▶ WORK ORDER
In the following notes on social apps, which app is called the phone book in the U.S., and which is called the phone?

I wonder if this is shift in philosophy based on how Twitter sees people using their app. It seems like their strategy is becoming based around the idea of being a live-moment and breaking news type of network.

via Twitter doesn't want to be a 'Social Networking' app anymore | The Verge

Facebook, Phones, and Phonebooks

It is increasingly clear that there are two types of social apps: one is the phone book, and one is the phone. The phone book is incredibly valuable: it connects you to anyone, whether they be a personal friend, an acquaintance, or a business. The social phone book, though, goes much further: it allows the creation of ad hoc groups for an event or network, it is continually updated with the status of anyone you may know or wish to know, and it even provides an unlimited supply of entertaining professionally produced content whenever you feel the slightest bit bored.

The phone, on the other hand, is personal: it is about communication between you and someone you purposely reach out to. True, telemarketing calls can happen, but they are annoying and often dismissed. The phone is simply about the conversation that is happening right now, one that will be gone the moment you hang up.

In the U.S. the phone book is Facebook and the phone is Snapchat;

Great explanation on the difference between Facebook and one to one networks like Snapchat.

via Facebook, Phones, and Phonebooks – Stratechery by Ben Thompson

Facebook Wants You to Post More About Yourself

Instead, Facebook’s 1.6 billion users are posting more news and information from other websites. As Facebook ages, users may have more than a decade’s worth of acquaintances added as friends. People may not always feel comfortable checking into a local bar or sharing an anecdote from their lives, knowing these updates may not be relevant to all their connections.

According to one of the people familiar with the situation, Facebook employees working on the problem have a term for this decline in intimacy: “context collapse.” Personal sharing has shifted to smaller audiences on Snapchat, Facebook’s Instagram and other messaging services.

▶ GIVEN INFORMATION
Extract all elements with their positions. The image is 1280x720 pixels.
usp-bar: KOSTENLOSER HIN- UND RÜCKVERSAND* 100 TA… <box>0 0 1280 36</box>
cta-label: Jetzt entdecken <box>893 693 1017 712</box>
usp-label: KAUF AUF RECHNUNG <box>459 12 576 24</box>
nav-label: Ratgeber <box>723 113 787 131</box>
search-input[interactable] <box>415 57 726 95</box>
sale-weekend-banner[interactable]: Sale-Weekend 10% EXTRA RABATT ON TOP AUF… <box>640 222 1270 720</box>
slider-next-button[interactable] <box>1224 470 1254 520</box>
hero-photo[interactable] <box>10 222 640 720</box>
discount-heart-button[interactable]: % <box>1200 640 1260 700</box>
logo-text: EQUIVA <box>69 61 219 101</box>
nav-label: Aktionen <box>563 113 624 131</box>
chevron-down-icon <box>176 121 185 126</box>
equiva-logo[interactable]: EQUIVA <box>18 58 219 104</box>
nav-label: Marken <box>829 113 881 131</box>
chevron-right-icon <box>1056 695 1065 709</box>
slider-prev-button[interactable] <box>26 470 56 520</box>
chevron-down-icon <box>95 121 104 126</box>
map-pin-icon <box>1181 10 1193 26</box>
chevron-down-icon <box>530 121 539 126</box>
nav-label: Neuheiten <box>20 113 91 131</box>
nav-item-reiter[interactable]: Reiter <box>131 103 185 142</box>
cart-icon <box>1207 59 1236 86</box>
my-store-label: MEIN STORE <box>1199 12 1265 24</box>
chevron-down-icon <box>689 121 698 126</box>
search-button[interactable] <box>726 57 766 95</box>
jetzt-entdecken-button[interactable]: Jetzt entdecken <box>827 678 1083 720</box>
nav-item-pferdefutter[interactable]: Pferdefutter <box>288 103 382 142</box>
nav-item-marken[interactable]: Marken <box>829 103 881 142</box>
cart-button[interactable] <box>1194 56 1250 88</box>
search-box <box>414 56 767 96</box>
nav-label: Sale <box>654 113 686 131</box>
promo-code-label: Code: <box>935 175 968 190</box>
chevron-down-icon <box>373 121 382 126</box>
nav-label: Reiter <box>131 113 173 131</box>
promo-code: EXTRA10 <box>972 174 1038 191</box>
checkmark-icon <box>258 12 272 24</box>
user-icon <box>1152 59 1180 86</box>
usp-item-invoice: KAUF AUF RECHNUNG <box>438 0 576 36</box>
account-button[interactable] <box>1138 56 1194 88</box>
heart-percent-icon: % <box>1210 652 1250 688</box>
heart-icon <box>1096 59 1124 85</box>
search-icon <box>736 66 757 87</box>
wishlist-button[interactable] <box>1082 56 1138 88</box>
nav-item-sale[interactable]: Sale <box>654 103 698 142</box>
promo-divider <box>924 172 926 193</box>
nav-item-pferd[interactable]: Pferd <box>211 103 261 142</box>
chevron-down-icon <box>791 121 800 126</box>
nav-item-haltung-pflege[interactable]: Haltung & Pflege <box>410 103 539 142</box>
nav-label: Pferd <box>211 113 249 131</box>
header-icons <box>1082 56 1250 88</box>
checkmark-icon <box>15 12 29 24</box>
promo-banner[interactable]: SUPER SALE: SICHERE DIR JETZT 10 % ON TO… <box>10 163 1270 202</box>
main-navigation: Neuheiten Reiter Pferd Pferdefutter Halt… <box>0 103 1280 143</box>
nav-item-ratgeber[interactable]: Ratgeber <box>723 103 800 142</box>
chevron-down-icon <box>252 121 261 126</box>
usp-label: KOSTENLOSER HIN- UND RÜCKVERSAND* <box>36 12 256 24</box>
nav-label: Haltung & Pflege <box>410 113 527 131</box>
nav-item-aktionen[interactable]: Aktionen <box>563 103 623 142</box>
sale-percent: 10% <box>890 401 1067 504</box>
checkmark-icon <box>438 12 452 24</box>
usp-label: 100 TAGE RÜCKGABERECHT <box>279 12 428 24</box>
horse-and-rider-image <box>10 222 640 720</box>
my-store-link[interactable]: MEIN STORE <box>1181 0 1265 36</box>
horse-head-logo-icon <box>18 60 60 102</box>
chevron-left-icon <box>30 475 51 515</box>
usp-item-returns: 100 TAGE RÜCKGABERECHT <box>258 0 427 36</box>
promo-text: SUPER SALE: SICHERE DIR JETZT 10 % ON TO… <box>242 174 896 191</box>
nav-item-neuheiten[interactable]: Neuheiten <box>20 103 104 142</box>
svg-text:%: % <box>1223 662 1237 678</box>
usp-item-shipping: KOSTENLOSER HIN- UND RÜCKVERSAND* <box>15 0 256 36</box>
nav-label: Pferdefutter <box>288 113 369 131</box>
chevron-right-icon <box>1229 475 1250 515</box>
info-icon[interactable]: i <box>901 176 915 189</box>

▶ YOUR SOLUTION
Facebook is the phone book, and Snapchat is the phone.